#### Information shown

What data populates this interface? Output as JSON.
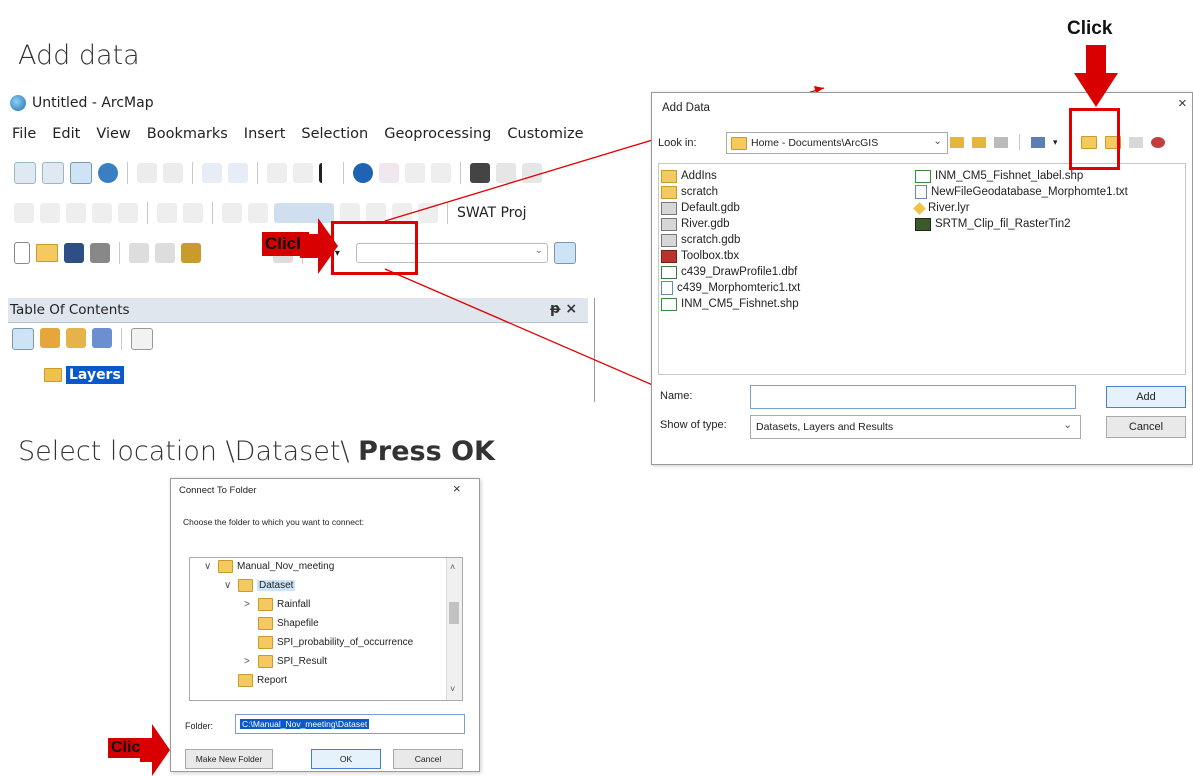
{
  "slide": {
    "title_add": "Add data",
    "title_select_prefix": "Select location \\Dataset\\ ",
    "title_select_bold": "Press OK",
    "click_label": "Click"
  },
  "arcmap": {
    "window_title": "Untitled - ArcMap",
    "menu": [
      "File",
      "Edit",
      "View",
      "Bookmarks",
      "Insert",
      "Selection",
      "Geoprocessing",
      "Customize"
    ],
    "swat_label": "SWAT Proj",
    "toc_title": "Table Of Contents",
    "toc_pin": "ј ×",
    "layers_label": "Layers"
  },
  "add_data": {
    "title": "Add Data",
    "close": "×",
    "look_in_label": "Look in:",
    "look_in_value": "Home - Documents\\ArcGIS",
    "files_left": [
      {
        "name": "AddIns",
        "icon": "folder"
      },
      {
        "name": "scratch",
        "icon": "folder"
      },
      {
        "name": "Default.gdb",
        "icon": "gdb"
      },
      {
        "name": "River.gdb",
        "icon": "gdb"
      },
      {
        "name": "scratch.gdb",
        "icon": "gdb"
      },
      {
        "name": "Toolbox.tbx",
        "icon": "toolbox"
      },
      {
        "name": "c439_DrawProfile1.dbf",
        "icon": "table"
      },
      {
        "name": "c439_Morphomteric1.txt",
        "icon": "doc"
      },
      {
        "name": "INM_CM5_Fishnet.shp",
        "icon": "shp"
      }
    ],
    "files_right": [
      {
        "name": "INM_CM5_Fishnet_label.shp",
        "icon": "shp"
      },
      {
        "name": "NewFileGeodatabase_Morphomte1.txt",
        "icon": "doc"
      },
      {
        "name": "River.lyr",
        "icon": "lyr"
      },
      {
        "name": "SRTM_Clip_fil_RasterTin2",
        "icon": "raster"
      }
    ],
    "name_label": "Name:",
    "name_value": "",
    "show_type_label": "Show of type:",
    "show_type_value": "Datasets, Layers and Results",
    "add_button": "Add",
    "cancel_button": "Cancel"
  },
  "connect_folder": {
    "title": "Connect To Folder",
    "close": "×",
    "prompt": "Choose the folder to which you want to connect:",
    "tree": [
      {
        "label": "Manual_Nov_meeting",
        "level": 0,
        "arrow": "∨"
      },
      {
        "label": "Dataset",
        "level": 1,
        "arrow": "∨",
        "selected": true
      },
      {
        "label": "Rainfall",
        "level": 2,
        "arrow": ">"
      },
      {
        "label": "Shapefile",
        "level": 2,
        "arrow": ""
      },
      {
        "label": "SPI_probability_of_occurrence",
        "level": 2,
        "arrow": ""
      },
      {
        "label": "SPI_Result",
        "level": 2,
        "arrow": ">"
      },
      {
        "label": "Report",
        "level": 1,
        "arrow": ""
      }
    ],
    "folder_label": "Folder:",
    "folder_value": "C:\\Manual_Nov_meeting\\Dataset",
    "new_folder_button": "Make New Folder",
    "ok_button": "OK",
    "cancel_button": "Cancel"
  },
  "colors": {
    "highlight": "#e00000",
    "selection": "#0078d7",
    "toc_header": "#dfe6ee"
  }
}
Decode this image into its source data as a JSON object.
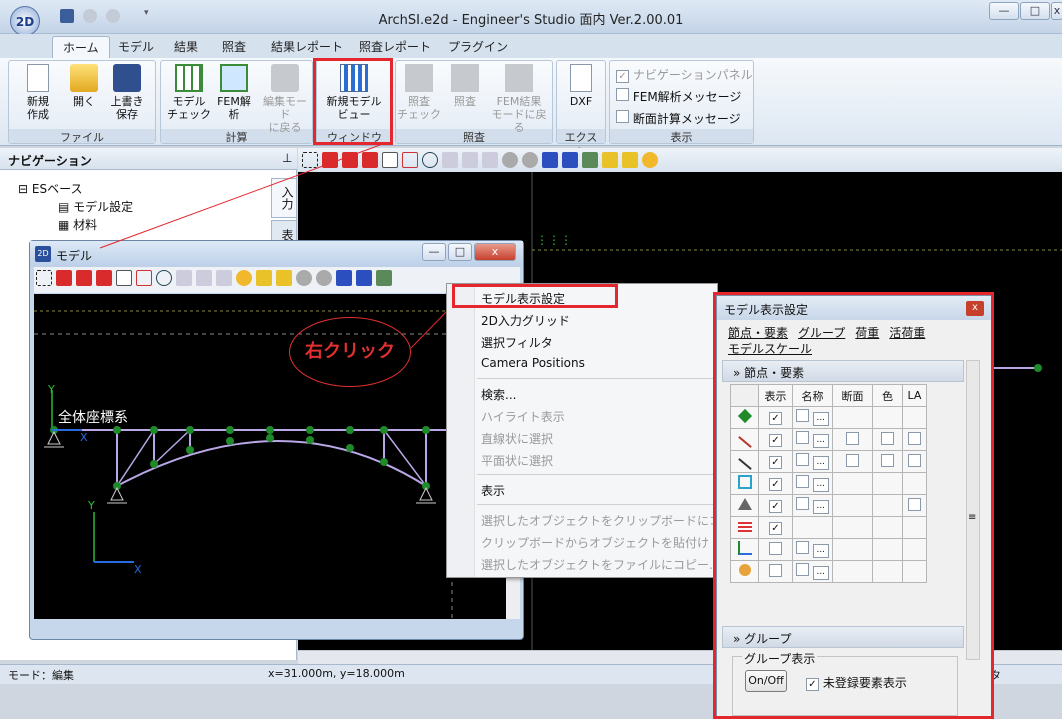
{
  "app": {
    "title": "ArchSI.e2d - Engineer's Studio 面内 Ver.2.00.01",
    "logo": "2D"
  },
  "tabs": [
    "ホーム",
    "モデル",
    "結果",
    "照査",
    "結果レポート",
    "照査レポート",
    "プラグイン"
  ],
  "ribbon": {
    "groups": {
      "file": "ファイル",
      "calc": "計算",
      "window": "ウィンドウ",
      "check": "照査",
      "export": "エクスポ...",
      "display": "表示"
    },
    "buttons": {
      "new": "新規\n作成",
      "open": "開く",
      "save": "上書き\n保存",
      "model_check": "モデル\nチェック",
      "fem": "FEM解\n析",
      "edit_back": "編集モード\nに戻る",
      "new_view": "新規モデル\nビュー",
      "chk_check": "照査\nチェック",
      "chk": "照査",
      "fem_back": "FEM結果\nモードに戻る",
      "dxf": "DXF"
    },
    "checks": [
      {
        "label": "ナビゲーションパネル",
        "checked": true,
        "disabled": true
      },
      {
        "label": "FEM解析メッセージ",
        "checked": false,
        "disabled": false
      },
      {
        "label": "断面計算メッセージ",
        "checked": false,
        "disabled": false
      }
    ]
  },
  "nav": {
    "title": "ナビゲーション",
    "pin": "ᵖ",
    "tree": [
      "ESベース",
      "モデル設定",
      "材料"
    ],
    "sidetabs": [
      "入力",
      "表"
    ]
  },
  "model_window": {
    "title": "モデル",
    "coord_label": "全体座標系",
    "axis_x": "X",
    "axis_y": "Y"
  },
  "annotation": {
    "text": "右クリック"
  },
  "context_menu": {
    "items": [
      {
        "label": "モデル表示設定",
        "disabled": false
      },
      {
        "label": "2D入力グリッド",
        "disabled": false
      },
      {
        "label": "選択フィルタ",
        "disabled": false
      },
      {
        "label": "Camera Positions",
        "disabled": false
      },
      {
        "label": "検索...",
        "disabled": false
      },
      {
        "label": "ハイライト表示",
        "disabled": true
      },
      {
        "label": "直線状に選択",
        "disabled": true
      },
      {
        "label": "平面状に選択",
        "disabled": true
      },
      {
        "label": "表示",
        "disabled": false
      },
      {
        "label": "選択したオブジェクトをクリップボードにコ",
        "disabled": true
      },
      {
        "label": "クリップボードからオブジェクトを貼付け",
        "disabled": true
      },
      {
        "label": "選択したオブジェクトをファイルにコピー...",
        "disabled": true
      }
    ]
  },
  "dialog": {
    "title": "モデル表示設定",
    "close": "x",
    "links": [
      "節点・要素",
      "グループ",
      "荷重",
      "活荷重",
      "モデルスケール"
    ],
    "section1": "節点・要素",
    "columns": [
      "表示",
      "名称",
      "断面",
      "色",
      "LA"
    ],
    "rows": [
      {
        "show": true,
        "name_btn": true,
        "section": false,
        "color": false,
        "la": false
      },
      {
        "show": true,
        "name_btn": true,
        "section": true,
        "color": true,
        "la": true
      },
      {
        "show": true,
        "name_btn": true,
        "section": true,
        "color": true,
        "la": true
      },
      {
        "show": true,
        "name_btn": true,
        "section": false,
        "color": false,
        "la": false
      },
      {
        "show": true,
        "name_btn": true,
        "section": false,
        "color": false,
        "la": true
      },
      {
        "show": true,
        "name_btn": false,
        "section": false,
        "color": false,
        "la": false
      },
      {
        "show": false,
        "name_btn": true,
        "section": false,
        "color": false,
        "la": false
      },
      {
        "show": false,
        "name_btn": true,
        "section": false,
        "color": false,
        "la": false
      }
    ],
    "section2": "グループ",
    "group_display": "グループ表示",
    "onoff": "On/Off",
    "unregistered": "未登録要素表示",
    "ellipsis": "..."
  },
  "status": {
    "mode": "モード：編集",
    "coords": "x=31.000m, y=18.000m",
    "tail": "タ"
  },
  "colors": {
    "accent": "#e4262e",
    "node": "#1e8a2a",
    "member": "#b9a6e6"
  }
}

########
#### Information shown

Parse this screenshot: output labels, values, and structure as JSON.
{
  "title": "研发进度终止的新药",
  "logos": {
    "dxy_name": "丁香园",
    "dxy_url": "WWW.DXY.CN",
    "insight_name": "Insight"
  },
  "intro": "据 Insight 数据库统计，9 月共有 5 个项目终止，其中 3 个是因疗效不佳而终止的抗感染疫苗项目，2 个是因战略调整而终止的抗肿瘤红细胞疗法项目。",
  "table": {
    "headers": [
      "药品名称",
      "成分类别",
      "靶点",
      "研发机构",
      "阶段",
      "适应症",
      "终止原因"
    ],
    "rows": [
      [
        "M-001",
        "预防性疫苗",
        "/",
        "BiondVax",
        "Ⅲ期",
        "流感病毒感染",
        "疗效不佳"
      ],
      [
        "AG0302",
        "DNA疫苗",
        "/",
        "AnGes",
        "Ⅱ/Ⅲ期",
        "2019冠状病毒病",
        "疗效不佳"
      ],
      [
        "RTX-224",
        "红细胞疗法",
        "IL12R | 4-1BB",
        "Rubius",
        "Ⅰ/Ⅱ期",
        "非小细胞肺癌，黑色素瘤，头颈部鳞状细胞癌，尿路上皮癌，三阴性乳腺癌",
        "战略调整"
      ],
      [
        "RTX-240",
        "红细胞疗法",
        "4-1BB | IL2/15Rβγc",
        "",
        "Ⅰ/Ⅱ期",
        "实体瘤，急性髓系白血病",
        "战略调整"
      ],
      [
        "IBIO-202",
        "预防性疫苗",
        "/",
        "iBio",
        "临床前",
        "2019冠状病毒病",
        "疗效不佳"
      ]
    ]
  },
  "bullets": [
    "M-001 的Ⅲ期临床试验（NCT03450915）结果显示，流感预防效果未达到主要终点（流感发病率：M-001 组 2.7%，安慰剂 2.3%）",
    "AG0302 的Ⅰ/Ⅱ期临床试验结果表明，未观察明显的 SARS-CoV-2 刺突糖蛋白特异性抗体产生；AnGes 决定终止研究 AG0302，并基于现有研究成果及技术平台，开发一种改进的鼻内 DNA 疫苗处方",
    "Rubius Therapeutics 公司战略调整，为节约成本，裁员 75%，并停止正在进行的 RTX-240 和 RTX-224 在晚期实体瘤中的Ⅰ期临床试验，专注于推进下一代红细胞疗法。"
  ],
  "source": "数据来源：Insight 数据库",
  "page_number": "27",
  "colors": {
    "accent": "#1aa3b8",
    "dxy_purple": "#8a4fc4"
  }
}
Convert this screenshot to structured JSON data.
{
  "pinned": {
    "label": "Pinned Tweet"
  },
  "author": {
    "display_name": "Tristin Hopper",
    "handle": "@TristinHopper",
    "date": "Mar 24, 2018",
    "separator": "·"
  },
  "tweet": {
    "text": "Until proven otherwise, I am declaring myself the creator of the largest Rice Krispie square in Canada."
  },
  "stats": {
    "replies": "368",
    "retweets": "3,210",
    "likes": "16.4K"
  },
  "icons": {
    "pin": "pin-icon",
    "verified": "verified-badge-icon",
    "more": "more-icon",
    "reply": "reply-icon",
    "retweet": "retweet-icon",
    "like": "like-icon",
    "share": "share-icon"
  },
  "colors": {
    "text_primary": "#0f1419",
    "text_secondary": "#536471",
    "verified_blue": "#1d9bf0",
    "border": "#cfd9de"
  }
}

########
#### Information shown

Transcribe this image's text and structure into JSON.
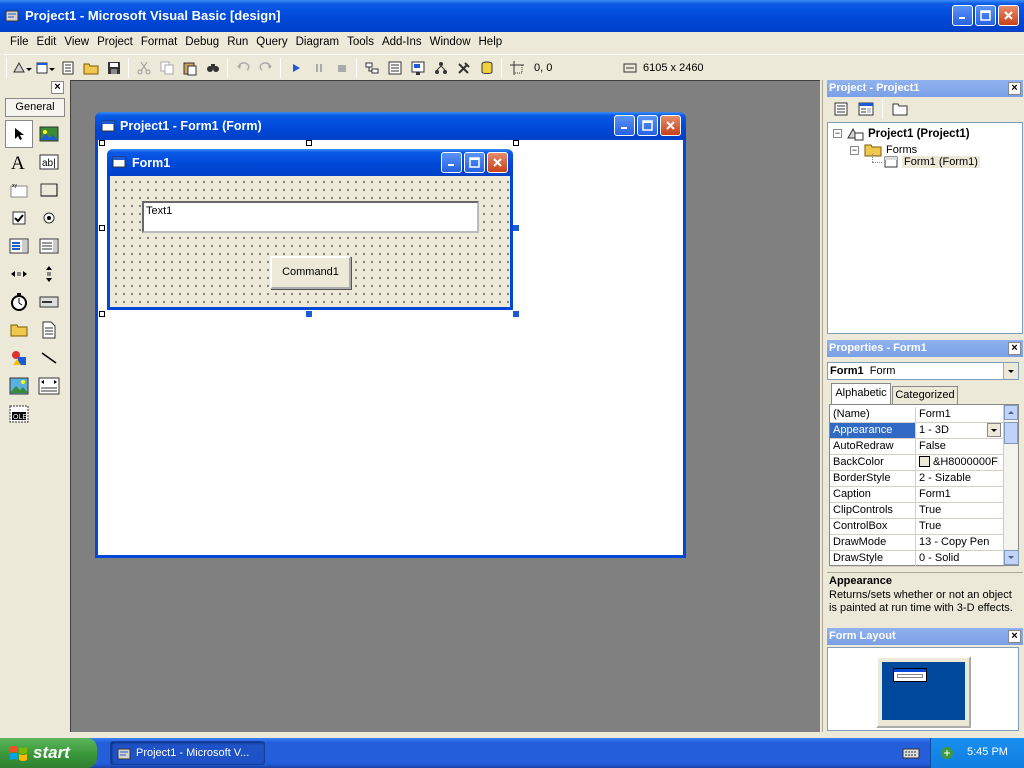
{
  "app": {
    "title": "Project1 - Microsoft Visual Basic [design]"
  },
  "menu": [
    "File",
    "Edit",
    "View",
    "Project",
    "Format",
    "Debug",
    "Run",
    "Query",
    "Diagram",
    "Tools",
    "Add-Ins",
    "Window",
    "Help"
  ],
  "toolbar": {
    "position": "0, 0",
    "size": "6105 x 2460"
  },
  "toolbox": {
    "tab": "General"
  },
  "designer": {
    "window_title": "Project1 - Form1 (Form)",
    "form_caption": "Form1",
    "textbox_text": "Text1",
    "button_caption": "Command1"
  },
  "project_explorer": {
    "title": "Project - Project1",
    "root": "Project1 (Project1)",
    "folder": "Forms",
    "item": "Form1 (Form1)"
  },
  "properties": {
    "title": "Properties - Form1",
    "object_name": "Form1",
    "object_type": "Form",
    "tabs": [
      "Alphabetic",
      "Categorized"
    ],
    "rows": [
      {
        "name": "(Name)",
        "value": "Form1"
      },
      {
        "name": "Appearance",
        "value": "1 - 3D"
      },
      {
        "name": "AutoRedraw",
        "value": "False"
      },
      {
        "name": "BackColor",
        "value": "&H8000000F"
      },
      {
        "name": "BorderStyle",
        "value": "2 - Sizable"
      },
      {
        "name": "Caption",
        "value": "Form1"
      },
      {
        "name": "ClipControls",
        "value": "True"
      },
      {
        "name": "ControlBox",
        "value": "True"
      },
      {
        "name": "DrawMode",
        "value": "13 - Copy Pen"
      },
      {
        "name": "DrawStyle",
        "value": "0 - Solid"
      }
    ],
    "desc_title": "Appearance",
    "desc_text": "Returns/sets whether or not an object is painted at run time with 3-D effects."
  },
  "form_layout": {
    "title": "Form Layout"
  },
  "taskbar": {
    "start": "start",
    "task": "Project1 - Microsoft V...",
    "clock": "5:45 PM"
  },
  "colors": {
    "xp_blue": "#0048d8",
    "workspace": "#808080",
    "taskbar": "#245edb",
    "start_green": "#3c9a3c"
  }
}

########

- [Description of the task] Filter the entries down to the lines containing "nチェック". Copy each of those lines.

- [Task response]
      "model_check": "モデル\nチェック",
      "chk_check": "照査\nチェック",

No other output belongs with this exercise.